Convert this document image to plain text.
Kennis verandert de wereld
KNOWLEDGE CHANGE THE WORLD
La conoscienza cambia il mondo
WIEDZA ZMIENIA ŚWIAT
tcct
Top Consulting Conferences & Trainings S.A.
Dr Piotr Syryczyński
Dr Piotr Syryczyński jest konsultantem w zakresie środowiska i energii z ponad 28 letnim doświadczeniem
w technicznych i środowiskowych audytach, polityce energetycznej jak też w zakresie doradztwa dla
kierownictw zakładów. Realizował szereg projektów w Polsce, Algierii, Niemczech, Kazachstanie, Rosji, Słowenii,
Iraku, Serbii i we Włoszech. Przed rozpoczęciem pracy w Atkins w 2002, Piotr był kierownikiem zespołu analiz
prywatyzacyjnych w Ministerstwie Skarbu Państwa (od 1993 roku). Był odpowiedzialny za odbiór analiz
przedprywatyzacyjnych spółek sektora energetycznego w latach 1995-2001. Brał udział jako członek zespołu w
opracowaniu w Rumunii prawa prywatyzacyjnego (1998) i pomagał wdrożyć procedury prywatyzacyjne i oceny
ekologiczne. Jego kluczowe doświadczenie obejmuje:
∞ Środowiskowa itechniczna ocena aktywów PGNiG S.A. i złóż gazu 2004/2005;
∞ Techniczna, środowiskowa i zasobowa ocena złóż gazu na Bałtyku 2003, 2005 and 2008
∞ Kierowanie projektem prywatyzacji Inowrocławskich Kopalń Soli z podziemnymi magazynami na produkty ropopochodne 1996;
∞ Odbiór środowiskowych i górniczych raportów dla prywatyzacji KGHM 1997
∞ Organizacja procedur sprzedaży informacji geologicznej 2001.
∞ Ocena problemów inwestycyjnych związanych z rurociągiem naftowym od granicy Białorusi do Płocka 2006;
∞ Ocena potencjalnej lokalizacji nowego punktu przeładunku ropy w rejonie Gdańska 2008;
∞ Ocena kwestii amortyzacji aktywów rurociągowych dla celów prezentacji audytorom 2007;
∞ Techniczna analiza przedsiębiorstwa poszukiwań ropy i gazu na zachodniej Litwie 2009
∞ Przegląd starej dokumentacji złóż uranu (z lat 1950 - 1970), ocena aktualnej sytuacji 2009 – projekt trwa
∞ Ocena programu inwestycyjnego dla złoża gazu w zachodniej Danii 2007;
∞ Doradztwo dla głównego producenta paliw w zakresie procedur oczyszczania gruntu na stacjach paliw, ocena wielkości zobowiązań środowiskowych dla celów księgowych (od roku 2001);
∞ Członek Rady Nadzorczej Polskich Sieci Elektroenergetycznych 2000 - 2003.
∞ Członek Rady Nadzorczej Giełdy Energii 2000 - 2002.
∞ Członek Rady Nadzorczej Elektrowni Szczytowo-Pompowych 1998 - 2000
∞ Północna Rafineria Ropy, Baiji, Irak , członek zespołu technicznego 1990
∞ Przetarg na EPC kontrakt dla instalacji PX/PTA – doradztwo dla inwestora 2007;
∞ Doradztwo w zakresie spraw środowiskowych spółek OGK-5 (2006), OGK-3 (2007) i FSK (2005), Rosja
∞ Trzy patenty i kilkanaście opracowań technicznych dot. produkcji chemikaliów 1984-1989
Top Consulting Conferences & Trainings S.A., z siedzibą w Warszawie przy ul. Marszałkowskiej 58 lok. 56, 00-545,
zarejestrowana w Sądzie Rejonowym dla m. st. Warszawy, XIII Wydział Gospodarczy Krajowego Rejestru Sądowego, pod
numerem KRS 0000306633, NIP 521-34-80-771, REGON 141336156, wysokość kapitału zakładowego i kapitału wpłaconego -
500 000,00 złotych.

- - -

### Exercise brief
Every entry should be output exactly as written, please.

### Answer to the task
Convert this document image to plain text.
Kennis verandert de wereld
KNOWLEDGE CHANGE THE WORLD
La conoscienza cambia il mondo
WIEDZA ZMIENIA ŚWIAT
tcct
Top Consulting Conferences & Trainings S.A.
Dr Piotr Syryczyński
Dr Piotr Syryczyński jest konsultantem w zakresie środowiska i energii z ponad 28 letnim doświadczeniem
w technicznych i środowiskowych audytach, polityce energetycznej jak też w zakresie doradztwa dla
kierownictw zakładów. Realizował szereg projektów w Polsce, Algierii, Niemczech, Kazachstanie, Rosji, Słowenii,
Iraku, Serbii i we Włoszech. Przed rozpoczęciem pracy w Atkins w 2002, Piotr był kierownikiem zespołu analiz
prywatyzacyjnych w Ministerstwie Skarbu Państwa (od 1993 roku). Był odpowiedzialny za odbiór analiz
przedprywatyzacyjnych spółek sektora energetycznego w latach 1995-2001. Brał udział jako członek zespołu w
opracowaniu w Rumunii prawa prywatyzacyjnego (1998) i pomagał wdrożyć procedury prywatyzacyjne i oceny
ekologiczne. Jego kluczowe doświadczenie obejmuje:
∞ Środowiskowa itechniczna ocena aktywów PGNiG S.A. i złóż gazu 2004/2005;
∞ Techniczna, środowiskowa i zasobowa ocena złóż gazu na Bałtyku 2003, 2005 and 2008
∞ Kierowanie projektem prywatyzacji Inowrocławskich Kopalń Soli z podziemnymi magazynami na produkty ropopochodne 1996;
∞ Odbiór środowiskowych i górniczych raportów dla prywatyzacji KGHM 1997
∞ Organizacja procedur sprzedaży informacji geologicznej 2001.
∞ Ocena problemów inwestycyjnych związanych z rurociągiem naftowym od granicy Białorusi do Płocka 2006;
∞ Ocena potencjalnej lokalizacji nowego punktu przeładunku ropy w rejonie Gdańska 2008;
∞ Ocena kwestii amortyzacji aktywów rurociągowych dla celów prezentacji audytorom 2007;
∞ Techniczna analiza przedsiębiorstwa poszukiwań ropy i gazu na zachodniej Litwie 2009
∞ Przegląd starej dokumentacji złóż uranu (z lat 1950 - 1970), ocena aktualnej sytuacji 2009 – projekt trwa
∞ Ocena programu inwestycyjnego dla złoża gazu w zachodniej Danii 2007;
∞ Doradztwo dla głównego producenta paliw w zakresie procedur oczyszczania gruntu na stacjach paliw, ocena wielkości zobowiązań środowiskowych dla celów księgowych (od roku 2001);
∞ Członek Rady Nadzorczej Polskich Sieci Elektroenergetycznych 2000 - 2003.
∞ Członek Rady Nadzorczej Giełdy Energii 2000 - 2002.
∞ Członek Rady Nadzorczej Elektrowni Szczytowo-Pompowych 1998 - 2000
∞ Północna Rafineria Ropy, Baiji, Irak , członek zespołu technicznego 1990
∞ Przetarg na EPC kontrakt dla instalacji PX/PTA – doradztwo dla inwestora 2007;
∞ Doradztwo w zakresie spraw środowiskowych spółek OGK-5 (2006), OGK-3 (2007) i FSK (2005), Rosja
∞ Trzy patenty i kilkanaście opracowań technicznych dot. produkcji chemikaliów 1984-1989
Top Consulting Conferences & Trainings S.A., z siedzibą w Warszawie przy ul. Marszałkowskiej 58 lok. 56, 00-545,
zarejestrowana w Sądzie Rejonowym dla m. st. Warszawy, XIII Wydział Gospodarczy Krajowego Rejestru Sądowego, pod
numerem KRS 0000306633, NIP 521-34-80-771, REGON 141336156, wysokość kapitału zakładowego i kapitału wpłaconego -
500 000,00 złotych.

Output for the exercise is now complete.